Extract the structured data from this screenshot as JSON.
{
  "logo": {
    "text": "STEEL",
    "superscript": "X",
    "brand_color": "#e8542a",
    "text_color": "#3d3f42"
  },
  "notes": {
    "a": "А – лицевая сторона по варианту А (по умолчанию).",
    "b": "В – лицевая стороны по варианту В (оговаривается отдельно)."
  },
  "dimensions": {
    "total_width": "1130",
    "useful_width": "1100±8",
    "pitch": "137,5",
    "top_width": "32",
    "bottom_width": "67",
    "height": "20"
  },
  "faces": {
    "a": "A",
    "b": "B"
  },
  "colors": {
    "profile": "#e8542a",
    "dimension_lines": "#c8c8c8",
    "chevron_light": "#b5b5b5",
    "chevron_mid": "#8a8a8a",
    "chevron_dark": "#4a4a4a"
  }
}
——————
**Problem description**
Please restate the data word for word, every record included.

**Reply to the exercise**
Extract the structured data from this screenshot as JSON.
{
  "logo": {
    "text": "STEEL",
    "superscript": "X",
    "brand_color": "#e8542a",
    "text_color": "#3d3f42"
  },
  "notes": {
    "a": "А – лицевая сторона по варианту А (по умолчанию).",
    "b": "В – лицевая стороны по варианту В (оговаривается отдельно)."
  },
  "dimensions": {
    "total_width": "1130",
    "useful_width": "1100±8",
    "pitch": "137,5",
    "top_width": "32",
    "bottom_width": "67",
    "height": "20"
  },
  "faces": {
    "a": "A",
    "b": "B"
  },
  "colors": {
    "profile": "#e8542a",
    "dimension_lines": "#c8c8c8",
    "chevron_light": "#b5b5b5",
    "chevron_mid": "#8a8a8a",
    "chevron_dark": "#4a4a4a"
  }
}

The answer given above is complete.